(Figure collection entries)
┄┄┄┄┄┄┄┄┄┄┄┄┄┄┄┄┄┄┄┄
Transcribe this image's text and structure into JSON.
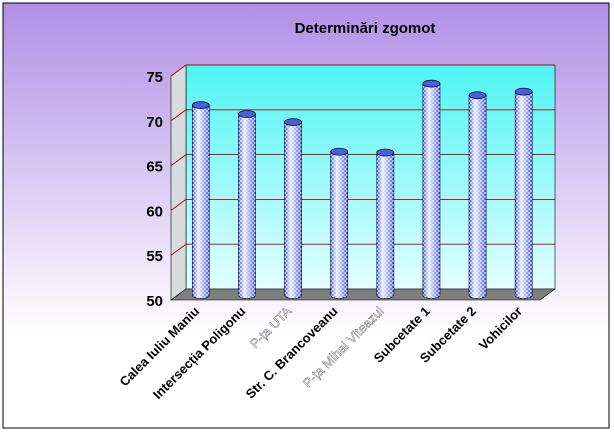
{
  "chart_data": {
    "type": "bar",
    "title": "Determinări zgomot",
    "categories": [
      "Calea Iuliu Maniu",
      "Intersecția Poligonu",
      "P-ța UTA",
      "Str. C. Brancoveanu",
      "P-ța Mihai Viteazul",
      "Subcetate 1",
      "Subcetate 2",
      "Vohicilor"
    ],
    "series": [
      {
        "values": [
          71.2,
          70.2,
          69.3,
          66.0,
          65.9,
          73.6,
          72.3,
          72.7
        ]
      }
    ],
    "ylim": [
      50,
      75
    ],
    "yticks": [
      50,
      55,
      60,
      65,
      70,
      75
    ],
    "grid": true,
    "legend": "none",
    "colors": {
      "bar": "#4a5ee0",
      "bar_light": "#e8ecff",
      "gridline": "#b00000",
      "plot_top": "#4ff4f4",
      "plot_bottom": "#e4ffff",
      "floor": "#7f7f7f",
      "bg_top": "#b18fe6",
      "bg_bottom": "#ffffff"
    }
  }
}
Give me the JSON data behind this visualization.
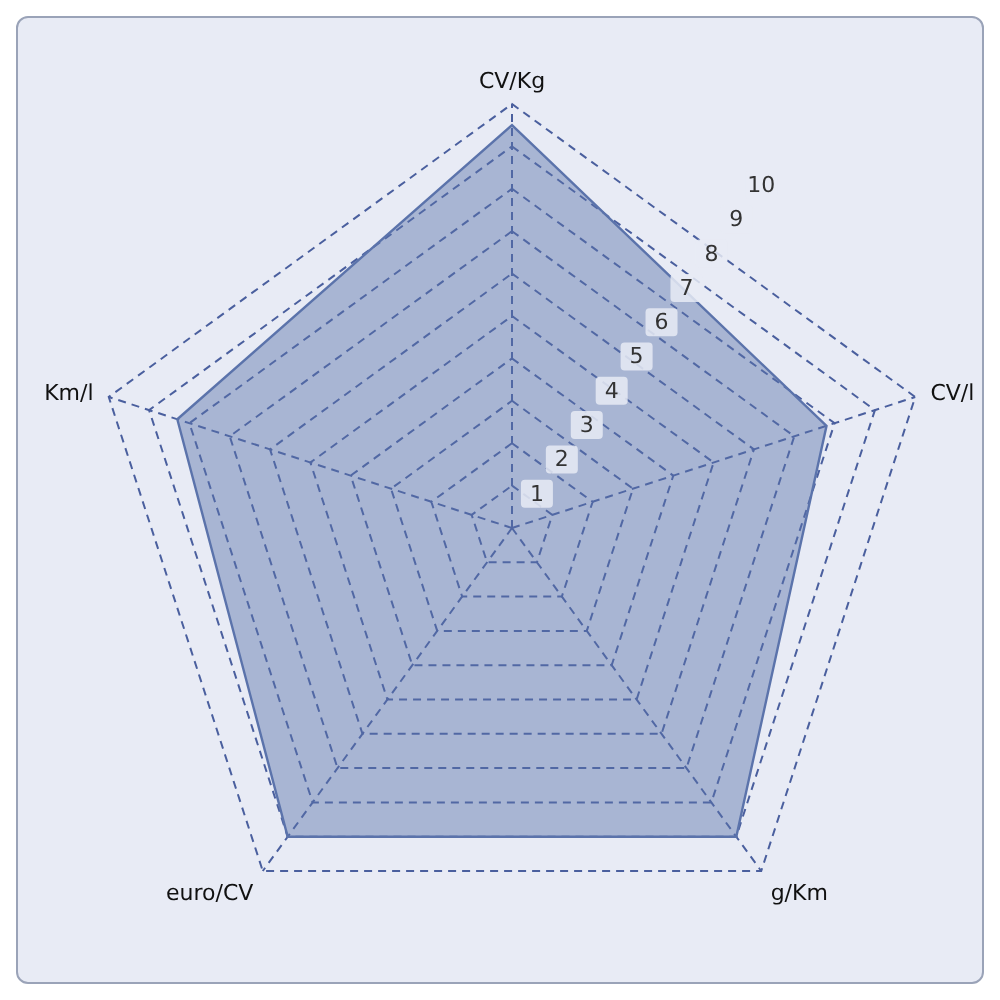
{
  "chart_data": {
    "type": "radar",
    "categories": [
      "CV/Kg",
      "CV/l",
      "g/Km",
      "euro/CV",
      "Km/l"
    ],
    "series": [
      {
        "color": "#5b73ab",
        "values": [
          9.5,
          7.8,
          9,
          9,
          8.3
        ]
      }
    ],
    "ylim": [
      0,
      10
    ],
    "yticks": [
      1,
      2,
      3,
      4,
      5,
      6,
      7,
      8,
      9,
      10
    ],
    "grid": true,
    "marker": "none"
  }
}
┄┄┄┄┄┄┄┄┄┄┄┄┄┄┄┄┄┄┄┄
## Task requirements:
Omit the pictures. Output every record above word for word.

## Written response:
Transcribe this image's text and structure into JSON.
{
  "chart_data": {
    "type": "bar",
    "title": "Determinări zgomot",
    "categories": [
      "Calea Iuliu Maniu",
      "Intersecția Poligonu",
      "P-ța UTA",
      "Str. C. Brancoveanu",
      "P-ța Mihai Viteazul",
      "Subcetate 1",
      "Subcetate 2",
      "Vohicilor"
    ],
    "series": [
      {
        "values": [
          71.2,
          70.2,
          69.3,
          66.0,
          65.9,
          73.6,
          72.3,
          72.7
        ]
      }
    ],
    "ylim": [
      50,
      75
    ],
    "yticks": [
      50,
      55,
      60,
      65,
      70,
      75
    ],
    "grid": true,
    "legend": "none",
    "colors": {
      "bar": "#4a5ee0",
      "bar_light": "#e8ecff",
      "gridline": "#b00000",
      "plot_top": "#4ff4f4",
      "plot_bottom": "#e4ffff",
      "floor": "#7f7f7f",
      "bg_top": "#b18fe6",
      "bg_bottom": "#ffffff"
    }
  }
}
Give me the JSON data behind this visualization.
{
  "chart_data": {
    "type": "radar",
    "categories": [
      "CV/Kg",
      "CV/l",
      "g/Km",
      "euro/CV",
      "Km/l"
    ],
    "series": [
      {
        "color": "#5b73ab",
        "values": [
          9.5,
          7.8,
          9,
          9,
          8.3
        ]
      }
    ],
    "ylim": [
      0,
      10
    ],
    "yticks": [
      1,
      2,
      3,
      4,
      5,
      6,
      7,
      8,
      9,
      10
    ],
    "grid": true,
    "marker": "none"
  }
}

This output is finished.